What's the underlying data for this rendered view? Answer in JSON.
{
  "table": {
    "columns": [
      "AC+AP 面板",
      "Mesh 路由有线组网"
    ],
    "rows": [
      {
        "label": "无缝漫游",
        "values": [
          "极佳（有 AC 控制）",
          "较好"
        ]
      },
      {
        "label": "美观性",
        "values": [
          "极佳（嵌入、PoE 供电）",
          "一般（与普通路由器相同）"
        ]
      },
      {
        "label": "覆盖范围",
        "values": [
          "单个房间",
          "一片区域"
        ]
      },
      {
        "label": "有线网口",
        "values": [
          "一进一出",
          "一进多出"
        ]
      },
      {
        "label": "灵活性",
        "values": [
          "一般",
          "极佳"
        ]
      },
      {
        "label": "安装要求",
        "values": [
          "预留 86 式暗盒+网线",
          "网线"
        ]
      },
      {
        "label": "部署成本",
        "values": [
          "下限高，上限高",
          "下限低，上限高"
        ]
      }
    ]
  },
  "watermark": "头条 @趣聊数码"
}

Aim of the task:
Show every line in the entries where the string "label" occurs.

Solution to the exercise:
        "label": "无缝漫游",
        "label": "美观性",
        "label": "覆盖范围",
        "label": "有线网口",
        "label": "灵活性",
        "label": "安装要求",
        "label": "部署成本",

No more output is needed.